SOURCE DATA =>
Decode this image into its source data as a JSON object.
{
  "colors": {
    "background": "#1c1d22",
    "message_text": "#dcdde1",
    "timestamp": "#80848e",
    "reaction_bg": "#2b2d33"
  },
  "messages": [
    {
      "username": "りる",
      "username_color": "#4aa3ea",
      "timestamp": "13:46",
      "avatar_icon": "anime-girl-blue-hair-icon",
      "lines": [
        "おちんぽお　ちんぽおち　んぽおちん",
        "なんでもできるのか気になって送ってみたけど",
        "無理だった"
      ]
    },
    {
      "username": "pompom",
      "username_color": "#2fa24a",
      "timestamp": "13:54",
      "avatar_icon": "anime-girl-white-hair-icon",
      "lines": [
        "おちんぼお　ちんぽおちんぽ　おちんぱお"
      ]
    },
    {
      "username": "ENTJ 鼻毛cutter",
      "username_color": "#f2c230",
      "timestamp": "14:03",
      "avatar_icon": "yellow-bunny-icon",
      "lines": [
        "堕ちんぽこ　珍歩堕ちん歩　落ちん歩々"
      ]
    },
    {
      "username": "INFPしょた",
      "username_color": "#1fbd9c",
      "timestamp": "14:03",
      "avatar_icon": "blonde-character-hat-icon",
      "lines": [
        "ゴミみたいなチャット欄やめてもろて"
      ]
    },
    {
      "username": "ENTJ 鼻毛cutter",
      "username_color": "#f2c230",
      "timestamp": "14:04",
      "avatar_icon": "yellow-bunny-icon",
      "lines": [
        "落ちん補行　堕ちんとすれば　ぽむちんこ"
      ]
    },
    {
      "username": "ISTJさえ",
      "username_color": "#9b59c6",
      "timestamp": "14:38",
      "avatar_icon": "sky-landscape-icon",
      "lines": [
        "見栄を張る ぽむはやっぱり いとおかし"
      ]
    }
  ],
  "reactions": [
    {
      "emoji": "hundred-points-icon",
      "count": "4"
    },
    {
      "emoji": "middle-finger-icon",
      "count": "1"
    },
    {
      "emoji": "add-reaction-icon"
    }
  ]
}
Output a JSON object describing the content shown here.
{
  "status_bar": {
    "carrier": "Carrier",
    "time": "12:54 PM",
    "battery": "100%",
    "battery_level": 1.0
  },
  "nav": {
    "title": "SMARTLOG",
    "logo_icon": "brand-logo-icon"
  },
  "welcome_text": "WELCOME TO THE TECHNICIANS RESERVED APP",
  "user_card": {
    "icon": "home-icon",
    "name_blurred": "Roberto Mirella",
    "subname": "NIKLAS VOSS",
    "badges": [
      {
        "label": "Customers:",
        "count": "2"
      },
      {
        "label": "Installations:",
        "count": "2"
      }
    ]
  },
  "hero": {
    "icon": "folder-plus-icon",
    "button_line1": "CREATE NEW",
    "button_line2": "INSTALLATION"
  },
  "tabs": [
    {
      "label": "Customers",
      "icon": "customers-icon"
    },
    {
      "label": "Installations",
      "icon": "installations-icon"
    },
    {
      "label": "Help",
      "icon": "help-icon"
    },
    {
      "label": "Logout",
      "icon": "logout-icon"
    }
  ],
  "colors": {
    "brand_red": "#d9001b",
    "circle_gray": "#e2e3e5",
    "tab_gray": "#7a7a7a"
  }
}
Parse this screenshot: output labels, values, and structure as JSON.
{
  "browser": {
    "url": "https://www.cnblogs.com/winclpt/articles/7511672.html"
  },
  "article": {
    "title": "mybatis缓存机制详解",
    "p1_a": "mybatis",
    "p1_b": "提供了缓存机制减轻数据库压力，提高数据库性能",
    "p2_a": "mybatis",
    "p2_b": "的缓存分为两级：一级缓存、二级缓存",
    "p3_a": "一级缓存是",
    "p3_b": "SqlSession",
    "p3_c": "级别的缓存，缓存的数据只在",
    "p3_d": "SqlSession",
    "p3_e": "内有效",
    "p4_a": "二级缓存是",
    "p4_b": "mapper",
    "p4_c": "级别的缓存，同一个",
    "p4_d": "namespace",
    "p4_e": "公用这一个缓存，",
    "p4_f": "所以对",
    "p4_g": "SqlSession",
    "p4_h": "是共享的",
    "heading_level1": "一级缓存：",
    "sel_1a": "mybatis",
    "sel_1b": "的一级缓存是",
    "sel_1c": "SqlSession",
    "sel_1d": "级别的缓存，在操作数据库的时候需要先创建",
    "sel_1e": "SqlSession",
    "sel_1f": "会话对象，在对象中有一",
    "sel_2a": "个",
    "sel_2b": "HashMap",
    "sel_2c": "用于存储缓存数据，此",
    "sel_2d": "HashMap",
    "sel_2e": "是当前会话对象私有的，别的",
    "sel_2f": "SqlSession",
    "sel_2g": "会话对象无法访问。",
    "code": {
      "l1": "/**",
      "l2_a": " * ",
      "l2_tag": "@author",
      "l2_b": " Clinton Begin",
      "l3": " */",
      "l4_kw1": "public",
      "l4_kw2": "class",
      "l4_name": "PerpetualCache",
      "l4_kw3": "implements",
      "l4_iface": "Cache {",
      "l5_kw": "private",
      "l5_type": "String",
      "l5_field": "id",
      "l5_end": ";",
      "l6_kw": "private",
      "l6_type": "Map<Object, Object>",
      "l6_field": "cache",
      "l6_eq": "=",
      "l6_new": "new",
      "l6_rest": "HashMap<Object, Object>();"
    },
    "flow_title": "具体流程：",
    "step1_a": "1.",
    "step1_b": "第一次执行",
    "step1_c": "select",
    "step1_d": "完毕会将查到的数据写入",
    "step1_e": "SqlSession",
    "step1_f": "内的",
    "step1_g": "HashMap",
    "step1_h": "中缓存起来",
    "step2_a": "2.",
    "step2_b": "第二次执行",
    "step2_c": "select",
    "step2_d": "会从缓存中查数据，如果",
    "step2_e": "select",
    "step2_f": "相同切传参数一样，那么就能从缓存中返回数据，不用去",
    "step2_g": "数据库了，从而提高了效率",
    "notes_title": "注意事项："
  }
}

EXERCISE DETAILS => Quote exactly and only the lines from the one holding "Parse this screenshot: output" through the end of the data.

ANSWER TO THIS PROBLEM =>
Parse this screenshot: output labels, values, and structure as JSON.
{
  "browser": {
    "url": "https://www.cnblogs.com/winclpt/articles/7511672.html"
  },
  "article": {
    "title": "mybatis缓存机制详解",
    "p1_a": "mybatis",
    "p1_b": "提供了缓存机制减轻数据库压力，提高数据库性能",
    "p2_a": "mybatis",
    "p2_b": "的缓存分为两级：一级缓存、二级缓存",
    "p3_a": "一级缓存是",
    "p3_b": "SqlSession",
    "p3_c": "级别的缓存，缓存的数据只在",
    "p3_d": "SqlSession",
    "p3_e": "内有效",
    "p4_a": "二级缓存是",
    "p4_b": "mapper",
    "p4_c": "级别的缓存，同一个",
    "p4_d": "namespace",
    "p4_e": "公用这一个缓存，",
    "p4_f": "所以对",
    "p4_g": "SqlSession",
    "p4_h": "是共享的",
    "heading_level1": "一级缓存：",
    "sel_1a": "mybatis",
    "sel_1b": "的一级缓存是",
    "sel_1c": "SqlSession",
    "sel_1d": "级别的缓存，在操作数据库的时候需要先创建",
    "sel_1e": "SqlSession",
    "sel_1f": "会话对象，在对象中有一",
    "sel_2a": "个",
    "sel_2b": "HashMap",
    "sel_2c": "用于存储缓存数据，此",
    "sel_2d": "HashMap",
    "sel_2e": "是当前会话对象私有的，别的",
    "sel_2f": "SqlSession",
    "sel_2g": "会话对象无法访问。",
    "code": {
      "l1": "/**",
      "l2_a": " * ",
      "l2_tag": "@author",
      "l2_b": " Clinton Begin",
      "l3": " */",
      "l4_kw1": "public",
      "l4_kw2": "class",
      "l4_name": "PerpetualCache",
      "l4_kw3": "implements",
      "l4_iface": "Cache {",
      "l5_kw": "private",
      "l5_type": "String",
      "l5_field": "id",
      "l5_end": ";",
      "l6_kw": "private",
      "l6_type": "Map<Object, Object>",
      "l6_field": "cache",
      "l6_eq": "=",
      "l6_new": "new",
      "l6_rest": "HashMap<Object, Object>();"
    },
    "flow_title": "具体流程：",
    "step1_a": "1.",
    "step1_b": "第一次执行",
    "step1_c": "select",
    "step1_d": "完毕会将查到的数据写入",
    "step1_e": "SqlSession",
    "step1_f": "内的",
    "step1_g": "HashMap",
    "step1_h": "中缓存起来",
    "step2_a": "2.",
    "step2_b": "第二次执行",
    "step2_c": "select",
    "step2_d": "会从缓存中查数据，如果",
    "step2_e": "select",
    "step2_f": "相同切传参数一样，那么就能从缓存中返回数据，不用去",
    "step2_g": "数据库了，从而提高了效率",
    "notes_title": "注意事项："
  }
}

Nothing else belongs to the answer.